## WHAT TO DO
Copy all lines of the listing that include the string "name".
start
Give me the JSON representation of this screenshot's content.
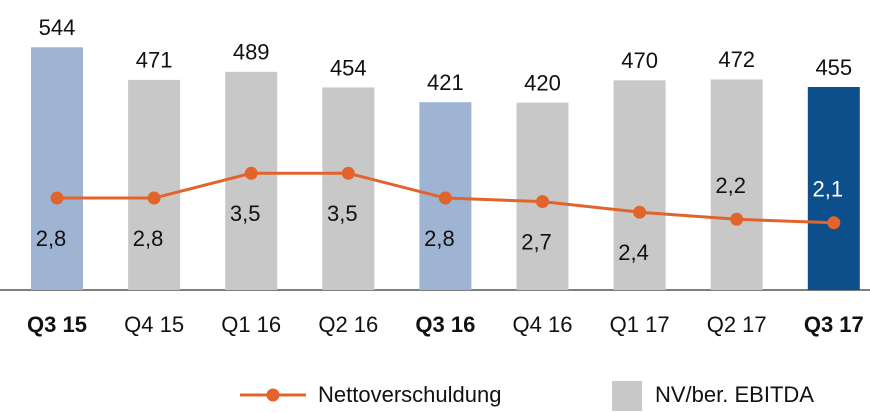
{
  "chart_data": {
    "type": "bar",
    "categories": [
      "Q3 15",
      "Q4 15",
      "Q1 16",
      "Q2 16",
      "Q3 16",
      "Q4 16",
      "Q1 17",
      "Q2 17",
      "Q3 17"
    ],
    "ylim": [
      0,
      650
    ],
    "y2lim": [
      0.2,
      8.4
    ],
    "series": [
      {
        "name": "NV/ber. EBITDA",
        "type": "bar",
        "color": "#c8c8c8",
        "colors": [
          "#9fb3d3",
          "#c8c8c8",
          "#c8c8c8",
          "#c8c8c8",
          "#9fb3d3",
          "#c8c8c8",
          "#c8c8c8",
          "#c8c8c8",
          "#0d4f8b"
        ],
        "values": [
          544,
          471,
          489,
          454,
          421,
          420,
          470,
          472,
          455
        ]
      },
      {
        "name": "Nettoverschuldung",
        "type": "line",
        "axis": "y2",
        "color": "#e2642a",
        "values": [
          2.8,
          2.8,
          3.5,
          3.5,
          2.8,
          2.7,
          2.4,
          2.2,
          2.1
        ],
        "value_labels": [
          "2,8",
          "2,8",
          "3,5",
          "3,5",
          "2,8",
          "2,7",
          "2,4",
          "2,2",
          "2,1"
        ]
      }
    ],
    "legend": "bottom"
  }
}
end
## RESULT OF THE TASK
        "name": "NV/ber. EBITDA",
        "name": "Nettoverschuldung",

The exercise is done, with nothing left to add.